──────── Text to read

History Of Ethridge, Tennessee
Written By: Lloyd L. Brian
The first part of this history of Ethridge is about evenets that took place before the turn of the century, around 1880, and up until about 1914, and was related to me many years ago by elderly men that had lived here during that period, and also from writings of other people.
Ethridge had its beginning about three quarters of a mile south of the present city of Ethridge at what is known as the Hudson springs, or the Keplinker place. There was a flag stop on the railroad there and one store, owned by a man named Tucker. Tucker was a strong Republican, and since he was supporting a man by the name of Ethridge from east Tennessee who was running on the Republican ticket for governor, he decided to call the flag stop Ethridge in his honor. This was about 1886; the railroad was built in 1883.
From information submitted to me by Ms. Lucille Ethridge, 3412 Lamphier, Memphis, Tennessee, and according to HALBERT'S COAT OF ARMS, this was possibly Emerson Ethridge who was a lawyer and member of the Tennessee Legislature in 1845, and a member of congress from 1853 to 1861. He was the last and only Whig member of the 36th congress, according to the CONGRESSIONAL GLOBE. At the conclusion of the Civil War, he became a Republican, and from 1891-1894 was surveyor of customs for the city of Memphis.

────────────────
──────── Entries supplied

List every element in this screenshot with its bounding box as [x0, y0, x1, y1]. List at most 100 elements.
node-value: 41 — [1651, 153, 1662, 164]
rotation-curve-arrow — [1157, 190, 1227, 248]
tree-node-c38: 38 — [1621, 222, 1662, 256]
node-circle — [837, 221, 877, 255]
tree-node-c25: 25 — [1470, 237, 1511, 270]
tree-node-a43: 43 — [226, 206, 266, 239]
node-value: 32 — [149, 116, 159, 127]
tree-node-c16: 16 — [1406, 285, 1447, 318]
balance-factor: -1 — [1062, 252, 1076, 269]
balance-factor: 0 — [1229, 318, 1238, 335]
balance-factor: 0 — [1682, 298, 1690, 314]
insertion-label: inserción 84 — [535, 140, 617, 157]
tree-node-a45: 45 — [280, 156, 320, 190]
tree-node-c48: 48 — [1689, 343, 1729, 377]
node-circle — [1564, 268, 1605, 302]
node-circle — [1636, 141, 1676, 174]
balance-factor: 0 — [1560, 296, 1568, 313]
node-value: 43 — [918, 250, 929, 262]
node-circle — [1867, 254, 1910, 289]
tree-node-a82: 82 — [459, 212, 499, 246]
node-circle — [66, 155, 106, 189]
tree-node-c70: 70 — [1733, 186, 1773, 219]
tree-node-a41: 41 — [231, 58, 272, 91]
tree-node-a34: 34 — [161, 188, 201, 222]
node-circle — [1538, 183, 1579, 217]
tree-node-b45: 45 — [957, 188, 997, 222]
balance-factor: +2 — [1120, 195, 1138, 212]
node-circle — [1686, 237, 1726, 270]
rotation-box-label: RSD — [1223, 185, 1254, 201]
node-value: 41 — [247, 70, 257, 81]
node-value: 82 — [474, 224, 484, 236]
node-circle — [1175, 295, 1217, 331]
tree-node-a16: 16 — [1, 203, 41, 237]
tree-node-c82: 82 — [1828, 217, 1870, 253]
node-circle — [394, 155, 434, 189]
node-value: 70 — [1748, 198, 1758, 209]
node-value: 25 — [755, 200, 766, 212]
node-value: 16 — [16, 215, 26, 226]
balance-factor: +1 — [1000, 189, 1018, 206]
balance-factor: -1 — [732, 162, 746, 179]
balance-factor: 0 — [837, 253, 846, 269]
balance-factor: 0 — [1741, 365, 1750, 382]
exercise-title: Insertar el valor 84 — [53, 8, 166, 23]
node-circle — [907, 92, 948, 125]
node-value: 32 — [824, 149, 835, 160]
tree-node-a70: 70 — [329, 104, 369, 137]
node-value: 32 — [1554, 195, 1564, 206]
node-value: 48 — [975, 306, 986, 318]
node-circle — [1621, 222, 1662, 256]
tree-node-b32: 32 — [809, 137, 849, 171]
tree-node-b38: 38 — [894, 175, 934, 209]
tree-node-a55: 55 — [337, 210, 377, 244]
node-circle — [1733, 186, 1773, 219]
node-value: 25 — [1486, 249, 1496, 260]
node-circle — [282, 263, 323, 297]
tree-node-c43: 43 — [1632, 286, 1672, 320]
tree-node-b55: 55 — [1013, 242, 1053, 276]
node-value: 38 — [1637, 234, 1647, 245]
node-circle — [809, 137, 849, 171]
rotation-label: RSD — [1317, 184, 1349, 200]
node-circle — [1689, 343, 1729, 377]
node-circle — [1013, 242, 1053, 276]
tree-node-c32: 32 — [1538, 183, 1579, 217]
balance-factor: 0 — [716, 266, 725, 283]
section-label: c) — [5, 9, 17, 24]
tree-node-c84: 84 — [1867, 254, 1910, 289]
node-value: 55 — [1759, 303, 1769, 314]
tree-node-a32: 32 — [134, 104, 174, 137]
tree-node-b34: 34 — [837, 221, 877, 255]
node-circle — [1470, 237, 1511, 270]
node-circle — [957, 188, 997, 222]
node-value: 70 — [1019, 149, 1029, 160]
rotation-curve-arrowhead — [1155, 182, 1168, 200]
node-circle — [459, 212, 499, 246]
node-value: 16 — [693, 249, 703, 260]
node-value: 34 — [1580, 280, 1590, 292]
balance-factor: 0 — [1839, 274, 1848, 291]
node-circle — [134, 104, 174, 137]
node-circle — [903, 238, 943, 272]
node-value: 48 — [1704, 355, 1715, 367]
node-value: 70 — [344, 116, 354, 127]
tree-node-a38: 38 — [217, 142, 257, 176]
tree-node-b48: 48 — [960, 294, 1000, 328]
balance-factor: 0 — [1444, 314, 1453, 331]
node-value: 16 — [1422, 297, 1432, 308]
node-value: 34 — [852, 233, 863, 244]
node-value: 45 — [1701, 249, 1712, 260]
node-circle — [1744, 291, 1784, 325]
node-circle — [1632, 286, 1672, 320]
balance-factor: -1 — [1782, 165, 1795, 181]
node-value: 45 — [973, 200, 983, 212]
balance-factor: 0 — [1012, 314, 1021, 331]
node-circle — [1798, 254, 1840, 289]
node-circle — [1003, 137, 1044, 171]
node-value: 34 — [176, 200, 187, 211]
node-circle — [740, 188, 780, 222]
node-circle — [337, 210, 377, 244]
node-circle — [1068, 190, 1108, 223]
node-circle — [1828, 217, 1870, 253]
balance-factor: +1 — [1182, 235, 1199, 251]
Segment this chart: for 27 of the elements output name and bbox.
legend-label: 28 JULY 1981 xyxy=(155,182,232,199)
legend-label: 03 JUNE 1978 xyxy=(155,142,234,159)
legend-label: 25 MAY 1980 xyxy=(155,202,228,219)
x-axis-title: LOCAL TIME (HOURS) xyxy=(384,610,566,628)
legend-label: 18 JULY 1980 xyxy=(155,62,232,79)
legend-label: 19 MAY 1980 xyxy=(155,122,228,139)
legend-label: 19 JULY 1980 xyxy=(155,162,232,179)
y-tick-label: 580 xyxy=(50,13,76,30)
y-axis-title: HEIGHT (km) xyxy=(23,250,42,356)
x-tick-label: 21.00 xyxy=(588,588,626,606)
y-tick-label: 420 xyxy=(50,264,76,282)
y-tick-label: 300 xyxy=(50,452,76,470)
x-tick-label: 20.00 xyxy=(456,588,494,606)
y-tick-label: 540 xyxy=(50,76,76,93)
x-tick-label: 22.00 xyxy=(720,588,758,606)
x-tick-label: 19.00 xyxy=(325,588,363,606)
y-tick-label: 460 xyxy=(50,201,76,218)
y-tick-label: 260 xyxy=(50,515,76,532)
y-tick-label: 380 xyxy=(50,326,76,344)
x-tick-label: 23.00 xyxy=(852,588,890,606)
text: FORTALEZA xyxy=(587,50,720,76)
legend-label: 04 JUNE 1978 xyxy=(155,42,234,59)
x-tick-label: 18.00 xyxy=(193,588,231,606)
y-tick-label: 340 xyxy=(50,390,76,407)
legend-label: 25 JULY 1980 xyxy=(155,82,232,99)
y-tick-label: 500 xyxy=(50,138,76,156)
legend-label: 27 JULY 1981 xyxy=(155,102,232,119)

────────────────

Copy out the part of the Ethridge history starting with "History Of Ethridge, Tennessee" and going on through "of other people.". Work only from the Ethridge history and leave the material aside.

History Of Ethridge, Tennessee
Written By: Lloyd L. Brian
The first part of this history of Ethridge is about evenets that took place before the turn of the century, around 1880, and up until about 1914, and was related to me many years ago by elderly men that had lived here during that period, and also from writings of other people.